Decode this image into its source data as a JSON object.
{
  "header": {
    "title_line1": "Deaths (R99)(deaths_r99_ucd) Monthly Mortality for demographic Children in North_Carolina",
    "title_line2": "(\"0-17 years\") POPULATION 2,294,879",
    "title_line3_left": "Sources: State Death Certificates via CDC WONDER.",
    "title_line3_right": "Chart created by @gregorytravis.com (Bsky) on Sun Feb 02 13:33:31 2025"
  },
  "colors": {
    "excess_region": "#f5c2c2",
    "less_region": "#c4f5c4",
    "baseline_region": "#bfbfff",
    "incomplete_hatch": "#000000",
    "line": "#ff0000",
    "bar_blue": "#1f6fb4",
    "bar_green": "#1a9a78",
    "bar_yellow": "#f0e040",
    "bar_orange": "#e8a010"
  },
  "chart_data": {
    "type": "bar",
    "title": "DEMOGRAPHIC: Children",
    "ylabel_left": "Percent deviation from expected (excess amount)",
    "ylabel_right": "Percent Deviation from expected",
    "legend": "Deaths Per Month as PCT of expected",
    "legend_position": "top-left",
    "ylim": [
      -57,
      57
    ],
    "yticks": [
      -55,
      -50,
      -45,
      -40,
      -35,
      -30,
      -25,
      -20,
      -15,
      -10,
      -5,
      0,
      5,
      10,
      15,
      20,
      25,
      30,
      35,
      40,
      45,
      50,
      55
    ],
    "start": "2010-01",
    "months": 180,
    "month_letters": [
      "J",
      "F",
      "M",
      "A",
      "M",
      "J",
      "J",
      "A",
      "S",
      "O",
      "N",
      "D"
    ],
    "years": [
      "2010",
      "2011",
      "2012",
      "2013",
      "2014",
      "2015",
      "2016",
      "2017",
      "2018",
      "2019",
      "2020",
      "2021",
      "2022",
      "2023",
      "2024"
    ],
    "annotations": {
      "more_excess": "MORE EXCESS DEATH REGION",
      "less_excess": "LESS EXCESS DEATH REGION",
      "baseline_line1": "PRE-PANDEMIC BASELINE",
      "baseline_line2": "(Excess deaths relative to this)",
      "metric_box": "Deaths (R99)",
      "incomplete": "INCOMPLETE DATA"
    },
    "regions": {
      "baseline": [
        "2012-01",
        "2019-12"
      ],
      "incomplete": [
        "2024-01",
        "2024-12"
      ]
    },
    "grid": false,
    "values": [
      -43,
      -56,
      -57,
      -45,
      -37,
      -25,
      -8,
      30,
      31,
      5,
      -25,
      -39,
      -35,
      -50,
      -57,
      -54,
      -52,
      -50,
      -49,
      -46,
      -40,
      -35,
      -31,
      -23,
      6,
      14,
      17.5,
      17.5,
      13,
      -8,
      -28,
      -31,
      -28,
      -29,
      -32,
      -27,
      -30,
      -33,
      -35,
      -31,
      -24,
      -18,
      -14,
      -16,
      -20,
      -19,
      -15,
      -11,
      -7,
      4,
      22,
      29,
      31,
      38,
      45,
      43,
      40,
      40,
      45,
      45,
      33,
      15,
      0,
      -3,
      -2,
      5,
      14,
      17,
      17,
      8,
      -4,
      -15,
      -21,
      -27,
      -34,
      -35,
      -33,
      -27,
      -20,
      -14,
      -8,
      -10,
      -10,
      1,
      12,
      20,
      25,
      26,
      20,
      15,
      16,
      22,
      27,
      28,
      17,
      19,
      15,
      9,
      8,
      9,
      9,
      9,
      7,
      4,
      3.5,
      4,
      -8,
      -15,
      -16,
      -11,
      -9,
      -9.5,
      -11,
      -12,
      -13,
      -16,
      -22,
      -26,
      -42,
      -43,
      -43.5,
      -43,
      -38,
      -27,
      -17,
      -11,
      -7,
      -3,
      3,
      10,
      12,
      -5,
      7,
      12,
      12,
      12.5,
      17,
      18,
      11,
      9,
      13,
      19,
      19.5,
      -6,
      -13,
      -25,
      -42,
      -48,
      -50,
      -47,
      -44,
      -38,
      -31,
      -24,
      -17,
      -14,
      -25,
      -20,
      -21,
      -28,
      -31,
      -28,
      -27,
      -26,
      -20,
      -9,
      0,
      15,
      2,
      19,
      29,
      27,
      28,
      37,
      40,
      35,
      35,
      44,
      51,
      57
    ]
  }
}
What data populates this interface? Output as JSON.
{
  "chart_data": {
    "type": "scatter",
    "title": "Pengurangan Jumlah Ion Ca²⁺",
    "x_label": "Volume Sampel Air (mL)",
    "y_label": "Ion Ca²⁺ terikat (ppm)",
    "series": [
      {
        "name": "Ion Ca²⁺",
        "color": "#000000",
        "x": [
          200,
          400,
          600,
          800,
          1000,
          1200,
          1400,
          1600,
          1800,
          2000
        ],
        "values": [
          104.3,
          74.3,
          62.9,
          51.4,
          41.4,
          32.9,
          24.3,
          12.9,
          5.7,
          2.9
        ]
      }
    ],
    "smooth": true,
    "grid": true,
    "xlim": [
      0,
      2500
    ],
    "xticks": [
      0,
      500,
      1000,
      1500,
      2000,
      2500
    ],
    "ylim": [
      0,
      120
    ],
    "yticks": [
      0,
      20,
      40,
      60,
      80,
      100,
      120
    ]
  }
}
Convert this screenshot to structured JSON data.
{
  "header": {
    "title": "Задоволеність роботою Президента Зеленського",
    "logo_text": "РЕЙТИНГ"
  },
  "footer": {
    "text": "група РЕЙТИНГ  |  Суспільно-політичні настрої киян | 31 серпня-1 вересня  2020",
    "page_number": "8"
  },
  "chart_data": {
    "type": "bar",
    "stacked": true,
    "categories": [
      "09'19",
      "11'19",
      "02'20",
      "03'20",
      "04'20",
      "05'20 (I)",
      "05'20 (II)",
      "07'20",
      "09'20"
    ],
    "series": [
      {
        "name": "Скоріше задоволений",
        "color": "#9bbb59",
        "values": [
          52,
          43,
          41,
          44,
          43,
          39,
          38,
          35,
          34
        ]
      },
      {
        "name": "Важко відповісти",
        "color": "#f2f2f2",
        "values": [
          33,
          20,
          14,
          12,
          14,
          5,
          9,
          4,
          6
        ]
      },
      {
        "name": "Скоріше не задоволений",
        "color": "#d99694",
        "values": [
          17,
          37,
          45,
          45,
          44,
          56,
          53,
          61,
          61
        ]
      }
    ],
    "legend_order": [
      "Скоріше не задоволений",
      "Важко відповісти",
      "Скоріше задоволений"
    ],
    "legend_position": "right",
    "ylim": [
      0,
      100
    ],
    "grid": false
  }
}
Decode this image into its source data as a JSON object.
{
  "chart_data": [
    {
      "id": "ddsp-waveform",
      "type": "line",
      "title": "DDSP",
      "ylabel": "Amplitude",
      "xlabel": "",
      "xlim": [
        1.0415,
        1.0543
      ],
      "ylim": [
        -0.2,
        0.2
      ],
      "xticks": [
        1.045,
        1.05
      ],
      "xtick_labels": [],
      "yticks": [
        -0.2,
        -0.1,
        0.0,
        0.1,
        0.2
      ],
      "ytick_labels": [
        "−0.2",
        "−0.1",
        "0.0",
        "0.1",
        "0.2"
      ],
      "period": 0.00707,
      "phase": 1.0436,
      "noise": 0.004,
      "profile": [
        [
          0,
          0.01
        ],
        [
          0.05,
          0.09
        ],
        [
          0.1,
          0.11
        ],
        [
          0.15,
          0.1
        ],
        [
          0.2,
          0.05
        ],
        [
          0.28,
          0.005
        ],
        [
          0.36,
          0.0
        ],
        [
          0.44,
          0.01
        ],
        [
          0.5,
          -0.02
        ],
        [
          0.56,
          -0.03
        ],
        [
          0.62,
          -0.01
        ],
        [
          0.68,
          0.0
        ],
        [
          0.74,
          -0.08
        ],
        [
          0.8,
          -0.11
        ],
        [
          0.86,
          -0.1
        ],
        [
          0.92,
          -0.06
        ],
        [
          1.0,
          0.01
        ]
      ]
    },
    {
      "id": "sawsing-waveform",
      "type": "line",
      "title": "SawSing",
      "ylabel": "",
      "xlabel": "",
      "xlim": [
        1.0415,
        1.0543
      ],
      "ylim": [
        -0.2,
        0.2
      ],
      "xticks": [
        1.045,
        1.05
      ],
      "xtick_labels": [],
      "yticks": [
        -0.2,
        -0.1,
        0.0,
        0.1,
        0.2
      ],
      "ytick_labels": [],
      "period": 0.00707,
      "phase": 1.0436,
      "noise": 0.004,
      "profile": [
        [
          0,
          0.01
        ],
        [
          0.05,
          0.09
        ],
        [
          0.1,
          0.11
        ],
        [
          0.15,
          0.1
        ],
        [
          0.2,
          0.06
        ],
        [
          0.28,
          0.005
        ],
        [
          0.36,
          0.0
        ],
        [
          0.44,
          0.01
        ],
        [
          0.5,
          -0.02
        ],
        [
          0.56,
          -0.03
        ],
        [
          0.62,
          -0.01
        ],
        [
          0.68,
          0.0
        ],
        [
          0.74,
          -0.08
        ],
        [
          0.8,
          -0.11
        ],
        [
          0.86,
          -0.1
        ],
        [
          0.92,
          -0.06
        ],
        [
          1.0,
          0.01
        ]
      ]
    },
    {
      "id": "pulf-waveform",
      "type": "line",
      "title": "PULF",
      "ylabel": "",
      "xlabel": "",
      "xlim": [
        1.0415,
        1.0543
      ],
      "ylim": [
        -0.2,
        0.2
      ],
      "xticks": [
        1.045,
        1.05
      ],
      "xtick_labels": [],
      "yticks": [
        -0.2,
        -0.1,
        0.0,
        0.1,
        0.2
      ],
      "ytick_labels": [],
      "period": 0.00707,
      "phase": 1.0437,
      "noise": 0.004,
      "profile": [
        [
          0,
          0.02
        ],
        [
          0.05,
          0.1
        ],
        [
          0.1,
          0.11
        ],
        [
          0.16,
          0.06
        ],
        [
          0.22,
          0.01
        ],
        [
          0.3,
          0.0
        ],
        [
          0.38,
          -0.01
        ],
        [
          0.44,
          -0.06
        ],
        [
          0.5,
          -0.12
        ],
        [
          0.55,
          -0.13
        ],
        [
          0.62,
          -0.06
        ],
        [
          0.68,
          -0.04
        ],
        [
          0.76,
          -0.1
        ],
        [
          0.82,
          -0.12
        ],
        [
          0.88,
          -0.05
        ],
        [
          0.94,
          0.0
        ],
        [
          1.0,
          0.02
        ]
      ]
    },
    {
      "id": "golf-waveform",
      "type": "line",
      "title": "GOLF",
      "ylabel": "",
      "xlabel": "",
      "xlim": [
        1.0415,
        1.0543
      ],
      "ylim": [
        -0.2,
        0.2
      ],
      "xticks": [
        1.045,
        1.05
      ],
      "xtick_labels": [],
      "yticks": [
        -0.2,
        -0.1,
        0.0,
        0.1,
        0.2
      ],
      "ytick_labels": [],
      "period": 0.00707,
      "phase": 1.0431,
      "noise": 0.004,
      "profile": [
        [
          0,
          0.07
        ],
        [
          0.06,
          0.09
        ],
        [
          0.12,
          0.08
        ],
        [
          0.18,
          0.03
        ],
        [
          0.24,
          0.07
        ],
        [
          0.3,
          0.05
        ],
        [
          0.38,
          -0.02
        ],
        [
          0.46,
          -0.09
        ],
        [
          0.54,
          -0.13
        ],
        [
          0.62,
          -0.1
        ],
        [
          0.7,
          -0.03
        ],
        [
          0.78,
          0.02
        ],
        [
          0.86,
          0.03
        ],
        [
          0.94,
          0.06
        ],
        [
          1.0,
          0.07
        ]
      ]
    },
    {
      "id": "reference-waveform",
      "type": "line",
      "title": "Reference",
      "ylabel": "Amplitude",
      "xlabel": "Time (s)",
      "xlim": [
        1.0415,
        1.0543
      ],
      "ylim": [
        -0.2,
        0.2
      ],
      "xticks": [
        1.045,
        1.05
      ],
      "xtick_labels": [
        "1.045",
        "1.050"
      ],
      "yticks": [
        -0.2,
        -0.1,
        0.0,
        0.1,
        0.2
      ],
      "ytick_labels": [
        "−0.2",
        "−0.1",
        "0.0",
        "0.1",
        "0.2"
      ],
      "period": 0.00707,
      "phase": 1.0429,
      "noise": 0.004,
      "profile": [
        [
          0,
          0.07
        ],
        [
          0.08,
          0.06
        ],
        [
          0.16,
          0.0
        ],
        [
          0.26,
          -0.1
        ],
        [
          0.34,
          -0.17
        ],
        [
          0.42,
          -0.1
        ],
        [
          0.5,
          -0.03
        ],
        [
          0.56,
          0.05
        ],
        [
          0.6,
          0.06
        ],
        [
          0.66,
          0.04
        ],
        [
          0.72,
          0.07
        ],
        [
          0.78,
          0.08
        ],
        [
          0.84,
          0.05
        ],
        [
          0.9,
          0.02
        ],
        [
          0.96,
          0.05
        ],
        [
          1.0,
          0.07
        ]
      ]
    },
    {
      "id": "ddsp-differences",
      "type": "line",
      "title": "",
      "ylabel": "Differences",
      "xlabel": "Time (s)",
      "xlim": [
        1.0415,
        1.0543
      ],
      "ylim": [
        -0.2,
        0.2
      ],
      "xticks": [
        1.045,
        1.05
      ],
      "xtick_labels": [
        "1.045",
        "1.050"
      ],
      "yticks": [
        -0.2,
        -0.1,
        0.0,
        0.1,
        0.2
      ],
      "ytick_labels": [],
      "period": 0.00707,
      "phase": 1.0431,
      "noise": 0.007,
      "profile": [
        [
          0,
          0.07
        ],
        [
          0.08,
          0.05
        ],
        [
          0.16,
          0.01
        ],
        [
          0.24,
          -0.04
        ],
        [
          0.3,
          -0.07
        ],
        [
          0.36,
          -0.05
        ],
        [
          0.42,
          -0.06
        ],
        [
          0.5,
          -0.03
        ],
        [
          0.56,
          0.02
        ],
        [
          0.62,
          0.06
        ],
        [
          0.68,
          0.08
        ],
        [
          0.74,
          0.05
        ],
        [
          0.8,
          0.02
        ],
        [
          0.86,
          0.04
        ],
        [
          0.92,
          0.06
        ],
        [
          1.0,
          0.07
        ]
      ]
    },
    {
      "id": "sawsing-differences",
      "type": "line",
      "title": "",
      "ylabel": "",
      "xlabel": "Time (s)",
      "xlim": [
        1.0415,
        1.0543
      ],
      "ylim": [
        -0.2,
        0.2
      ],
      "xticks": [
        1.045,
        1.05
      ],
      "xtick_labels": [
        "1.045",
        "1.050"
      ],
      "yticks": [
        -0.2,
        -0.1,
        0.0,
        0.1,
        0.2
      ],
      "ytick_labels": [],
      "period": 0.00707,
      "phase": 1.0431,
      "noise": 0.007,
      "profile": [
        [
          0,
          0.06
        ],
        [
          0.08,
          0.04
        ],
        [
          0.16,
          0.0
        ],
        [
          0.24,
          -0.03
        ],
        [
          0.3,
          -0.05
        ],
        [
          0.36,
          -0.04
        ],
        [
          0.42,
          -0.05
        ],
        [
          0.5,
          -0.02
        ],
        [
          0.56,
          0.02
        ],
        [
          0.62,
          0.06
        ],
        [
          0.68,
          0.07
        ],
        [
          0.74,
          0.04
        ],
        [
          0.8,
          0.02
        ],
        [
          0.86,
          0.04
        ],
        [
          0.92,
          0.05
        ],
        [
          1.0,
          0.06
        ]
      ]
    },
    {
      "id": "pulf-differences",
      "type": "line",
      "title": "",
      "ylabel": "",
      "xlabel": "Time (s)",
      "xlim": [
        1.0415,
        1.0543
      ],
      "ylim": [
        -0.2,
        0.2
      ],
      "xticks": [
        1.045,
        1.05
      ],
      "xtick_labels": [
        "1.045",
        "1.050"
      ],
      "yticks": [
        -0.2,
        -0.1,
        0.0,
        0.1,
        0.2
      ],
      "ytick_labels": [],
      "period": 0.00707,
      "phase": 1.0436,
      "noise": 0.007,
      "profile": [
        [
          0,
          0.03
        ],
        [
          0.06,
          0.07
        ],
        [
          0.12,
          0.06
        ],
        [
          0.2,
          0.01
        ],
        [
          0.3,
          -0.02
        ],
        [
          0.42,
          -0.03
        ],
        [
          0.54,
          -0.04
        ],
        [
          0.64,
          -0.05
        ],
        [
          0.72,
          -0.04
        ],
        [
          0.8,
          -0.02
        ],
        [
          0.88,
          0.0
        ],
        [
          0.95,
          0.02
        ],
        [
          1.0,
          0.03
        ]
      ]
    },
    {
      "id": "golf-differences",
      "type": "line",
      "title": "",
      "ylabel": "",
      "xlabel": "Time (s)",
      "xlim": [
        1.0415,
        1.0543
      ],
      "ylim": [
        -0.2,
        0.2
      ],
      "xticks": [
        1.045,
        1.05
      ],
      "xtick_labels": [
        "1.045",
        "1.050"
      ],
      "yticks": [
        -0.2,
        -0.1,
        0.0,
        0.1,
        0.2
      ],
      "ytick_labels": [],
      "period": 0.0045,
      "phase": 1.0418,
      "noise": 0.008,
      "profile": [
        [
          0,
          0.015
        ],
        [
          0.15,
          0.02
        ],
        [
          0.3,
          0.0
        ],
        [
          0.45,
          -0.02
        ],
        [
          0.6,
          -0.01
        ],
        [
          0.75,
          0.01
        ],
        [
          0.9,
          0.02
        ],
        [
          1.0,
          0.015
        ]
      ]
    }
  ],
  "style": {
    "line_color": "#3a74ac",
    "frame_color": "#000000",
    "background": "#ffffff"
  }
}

++++++++++++++++++++

* YOUR OBJECTIVE *
Within the data above, pick out all lines holding the word "задоволений".

* SOLUTION TO THIS EXERCISE *
        "name": "Скоріше задоволений",
        "name": "Скоріше не задоволений",
      "Скоріше не задоволений",
      "Скоріше задоволений"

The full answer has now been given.